**PROBLEM DESCRIPTION:**
Return all the entries exactly, keeping pictures out.

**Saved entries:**
━━━
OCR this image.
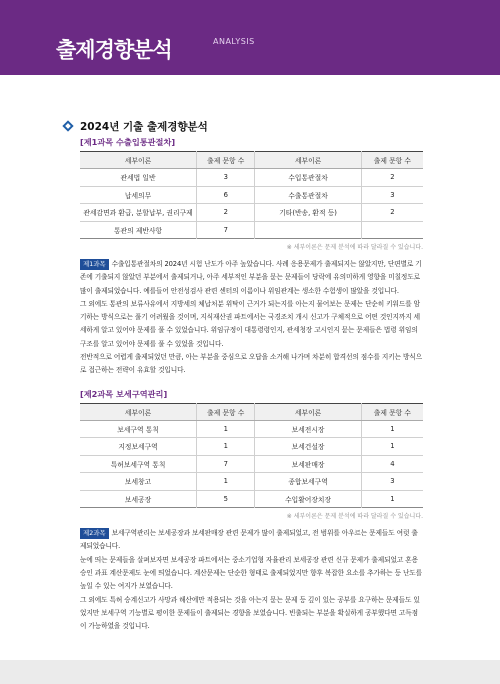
출제경향분석	ANALYSIS
2024년 기출 출제경향분석
[제1과목 수출입통관절차]
세부이론	출제 문항 수	세부이론	출제 문항 수
관세법 일반	3	수입통관절차	2
납세의무	6	수출통관절차	3
관세감면과 환급, 분할납부, 권리구제	2	기타(반송, 환적 등)	2
통관의 제반사항	7		
※ 세부이론은 문제 분석에 따라 달라질 수 있습니다.

제1과목 수출입통관절차의 2024년 시험 난도가 아주 높았습니다. 사례 응용문제가 출제되지는 않았지만, 단편별로 기존에 기출되지 않았던 부분에서 출제되거나, 아주 세부적인 부분을 묻는 문제들이 당락에 유의미하게 영향을 미칠정도로 많이 출제되었습니다. 예를들어 안전성검사 관련 센터의 이름이나 위임관계는 생소한 수험생이 많았을 것입니다.

그 외에도 통관의 보류사유에서 지방세의 체납처분 위탁이 근거가 되는지를 아는지 물어보는 문제는 단순히 키워드를 암기하는 방식으로는 풀기 어려웠을 것이며, 지식재산권 파트에서는 국경조치 개시 신고가 구체적으로 어떤 것인지까지 세세하게 알고 있어야 문제를 풀 수 있었습니다. 위임규정이 대통령령인지, 관세청장 고시인지 묻는 문제들은 법령 위임의 구조를 알고 있어야 문제를 풀 수 있었을 것입니다.

전반적으로 어렵게 출제되었던 만큼, 아는 부분을 중심으로 오답을 소거해 나가며 차분히 합격선의 점수를 지키는 방식으로 접근하는 전략이 유효할 것입니다.

[제2과목 보세구역관리]
세부이론	출제 문항 수	세부이론	출제 문항 수
보세구역 통칙	1	보세전시장	1
지정보세구역	1	보세건설장	1
특허보세구역 통칙	7	보세판매장	4
보세창고	1	종합보세구역	3
보세공장	5	수입활어장치장	1
※ 세부이론은 문제 분석에 따라 달라질 수 있습니다.

제2과목 보세구역관리는 보세공장과 보세판매장 관련 문제가 많이 출제되었고, 전 범위를 아우르는 문제들도 여럿 출제되었습니다.

눈에 띄는 문제들을 살펴보자면 보세공장 파트에서는 중소기업형 자율관리 보세공장 관련 신규 문제가 출제되었고 혼용승인 과표 계산문제도 눈에 띄었습니다. 계산문제는 단순한 형태로 출제되었지만 향후 복잡한 요소를 추가하는 등 난도를 높일 수 있는 여지가 보였습니다.

그 외에도 특허 승계신고가 사망과 해산에만 적용되는 것을 아는지 묻는 문제 등 깊이 있는 공부를 요구하는 문제들도 있었지만 보세구역 기능별로 평이한 문제들이 출제되는 경향을 보였습니다. 빈출되는 부분을 확실하게 공부했다면 고득점이 가능하였을 것입니다.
━━━
**OUTPUT BELOW:**
OCR this image.
출제경향분석	ANALYSIS
2024년 기출 출제경향분석
[제1과목 수출입통관절차]
세부이론	출제 문항 수	세부이론	출제 문항 수
관세법 일반	3	수입통관절차	2
납세의무	6	수출통관절차	3
관세감면과 환급, 분할납부, 권리구제	2	기타(반송, 환적 등)	2
통관의 제반사항	7		
※ 세부이론은 문제 분석에 따라 달라질 수 있습니다.

제1과목 수출입통관절차의 2024년 시험 난도가 아주 높았습니다. 사례 응용문제가 출제되지는 않았지만, 단편별로 기존에 기출되지 않았던 부분에서 출제되거나, 아주 세부적인 부분을 묻는 문제들이 당락에 유의미하게 영향을 미칠정도로 많이 출제되었습니다. 예를들어 안전성검사 관련 센터의 이름이나 위임관계는 생소한 수험생이 많았을 것입니다.

그 외에도 통관의 보류사유에서 지방세의 체납처분 위탁이 근거가 되는지를 아는지 물어보는 문제는 단순히 키워드를 암기하는 방식으로는 풀기 어려웠을 것이며, 지식재산권 파트에서는 국경조치 개시 신고가 구체적으로 어떤 것인지까지 세세하게 알고 있어야 문제를 풀 수 있었습니다. 위임규정이 대통령령인지, 관세청장 고시인지 묻는 문제들은 법령 위임의 구조를 알고 있어야 문제를 풀 수 있었을 것입니다.

전반적으로 어렵게 출제되었던 만큼, 아는 부분을 중심으로 오답을 소거해 나가며 차분히 합격선의 점수를 지키는 방식으로 접근하는 전략이 유효할 것입니다.

[제2과목 보세구역관리]
세부이론	출제 문항 수	세부이론	출제 문항 수
보세구역 통칙	1	보세전시장	1
지정보세구역	1	보세건설장	1
특허보세구역 통칙	7	보세판매장	4
보세창고	1	종합보세구역	3
보세공장	5	수입활어장치장	1
※ 세부이론은 문제 분석에 따라 달라질 수 있습니다.

제2과목 보세구역관리는 보세공장과 보세판매장 관련 문제가 많이 출제되었고, 전 범위를 아우르는 문제들도 여럿 출제되었습니다.

눈에 띄는 문제들을 살펴보자면 보세공장 파트에서는 중소기업형 자율관리 보세공장 관련 신규 문제가 출제되었고 혼용승인 과표 계산문제도 눈에 띄었습니다. 계산문제는 단순한 형태로 출제되었지만 향후 복잡한 요소를 추가하는 등 난도를 높일 수 있는 여지가 보였습니다.

그 외에도 특허 승계신고가 사망과 해산에만 적용되는 것을 아는지 묻는 문제 등 깊이 있는 공부를 요구하는 문제들도 있었지만 보세구역 기능별로 평이한 문제들이 출제되는 경향을 보였습니다. 빈출되는 부분을 확실하게 공부했다면 고득점이 가능하였을 것입니다.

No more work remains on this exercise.